Records
^^^^

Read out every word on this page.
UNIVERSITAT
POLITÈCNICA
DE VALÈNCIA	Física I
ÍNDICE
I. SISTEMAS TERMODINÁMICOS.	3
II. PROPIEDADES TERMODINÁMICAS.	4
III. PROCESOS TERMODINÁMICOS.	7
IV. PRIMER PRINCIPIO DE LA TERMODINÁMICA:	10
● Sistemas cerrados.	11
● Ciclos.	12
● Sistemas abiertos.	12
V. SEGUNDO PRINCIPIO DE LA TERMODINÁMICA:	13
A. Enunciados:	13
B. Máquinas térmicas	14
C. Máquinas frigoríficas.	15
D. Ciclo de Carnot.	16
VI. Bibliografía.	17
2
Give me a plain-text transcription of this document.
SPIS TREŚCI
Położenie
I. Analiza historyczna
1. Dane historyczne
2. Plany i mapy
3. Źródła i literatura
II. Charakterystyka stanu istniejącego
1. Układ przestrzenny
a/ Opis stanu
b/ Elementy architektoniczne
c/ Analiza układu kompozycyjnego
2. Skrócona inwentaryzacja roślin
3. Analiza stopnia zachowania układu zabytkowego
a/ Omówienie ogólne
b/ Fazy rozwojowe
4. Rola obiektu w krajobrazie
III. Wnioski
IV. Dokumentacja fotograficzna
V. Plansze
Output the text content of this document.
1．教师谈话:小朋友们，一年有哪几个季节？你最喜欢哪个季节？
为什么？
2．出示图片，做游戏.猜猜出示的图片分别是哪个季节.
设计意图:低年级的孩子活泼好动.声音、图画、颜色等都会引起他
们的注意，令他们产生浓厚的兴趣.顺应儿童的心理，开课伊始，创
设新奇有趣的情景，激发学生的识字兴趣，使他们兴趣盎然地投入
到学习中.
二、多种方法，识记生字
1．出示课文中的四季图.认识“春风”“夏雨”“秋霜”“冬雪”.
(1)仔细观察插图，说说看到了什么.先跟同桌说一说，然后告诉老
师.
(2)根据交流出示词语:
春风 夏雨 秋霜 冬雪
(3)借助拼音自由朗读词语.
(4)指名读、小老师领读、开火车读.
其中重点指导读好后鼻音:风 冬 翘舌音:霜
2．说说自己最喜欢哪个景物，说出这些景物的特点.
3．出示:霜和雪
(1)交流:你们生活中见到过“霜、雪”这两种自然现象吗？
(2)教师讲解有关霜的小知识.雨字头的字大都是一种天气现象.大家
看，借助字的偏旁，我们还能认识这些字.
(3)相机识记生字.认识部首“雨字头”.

^^^^

The records above should all be quoted exactly, please.

Task response:
Read out every word on this page.
UNIVERSITAT
POLITÈCNICA
DE VALÈNCIA	Física I
ÍNDICE
I. SISTEMAS TERMODINÁMICOS.	3
II. PROPIEDADES TERMODINÁMICAS.	4
III. PROCESOS TERMODINÁMICOS.	7
IV. PRIMER PRINCIPIO DE LA TERMODINÁMICA:	10
● Sistemas cerrados.	11
● Ciclos.	12
● Sistemas abiertos.	12
V. SEGUNDO PRINCIPIO DE LA TERMODINÁMICA:	13
A. Enunciados:	13
B. Máquinas térmicas	14
C. Máquinas frigoríficas.	15
D. Ciclo de Carnot.	16
VI. Bibliografía.	17
2
Give me a plain-text transcription of this document.
SPIS TREŚCI
Położenie
I. Analiza historyczna
1. Dane historyczne
2. Plany i mapy
3. Źródła i literatura
II. Charakterystyka stanu istniejącego
1. Układ przestrzenny
a/ Opis stanu
b/ Elementy architektoniczne
c/ Analiza układu kompozycyjnego
2. Skrócona inwentaryzacja roślin
3. Analiza stopnia zachowania układu zabytkowego
a/ Omówienie ogólne
b/ Fazy rozwojowe
4. Rola obiektu w krajobrazie
III. Wnioski
IV. Dokumentacja fotograficzna
V. Plansze
Output the text content of this document.
1．教师谈话:小朋友们，一年有哪几个季节？你最喜欢哪个季节？
为什么？
2．出示图片，做游戏.猜猜出示的图片分别是哪个季节.
设计意图:低年级的孩子活泼好动.声音、图画、颜色等都会引起他
们的注意，令他们产生浓厚的兴趣.顺应儿童的心理，开课伊始，创
设新奇有趣的情景，激发学生的识字兴趣，使他们兴趣盎然地投入
到学习中.
二、多种方法，识记生字
1．出示课文中的四季图.认识“春风”“夏雨”“秋霜”“冬雪”.
(1)仔细观察插图，说说看到了什么.先跟同桌说一说，然后告诉老
师.
(2)根据交流出示词语:
春风 夏雨 秋霜 冬雪
(3)借助拼音自由朗读词语.
(4)指名读、小老师领读、开火车读.
其中重点指导读好后鼻音:风 冬 翘舌音:霜
2．说说自己最喜欢哪个景物，说出这些景物的特点.
3．出示:霜和雪
(1)交流:你们生活中见到过“霜、雪”这两种自然现象吗？
(2)教师讲解有关霜的小知识.雨字头的字大都是一种天气现象.大家
看，借助字的偏旁，我们还能认识这些字.
(3)相机识记生字.认识部首“雨字头”.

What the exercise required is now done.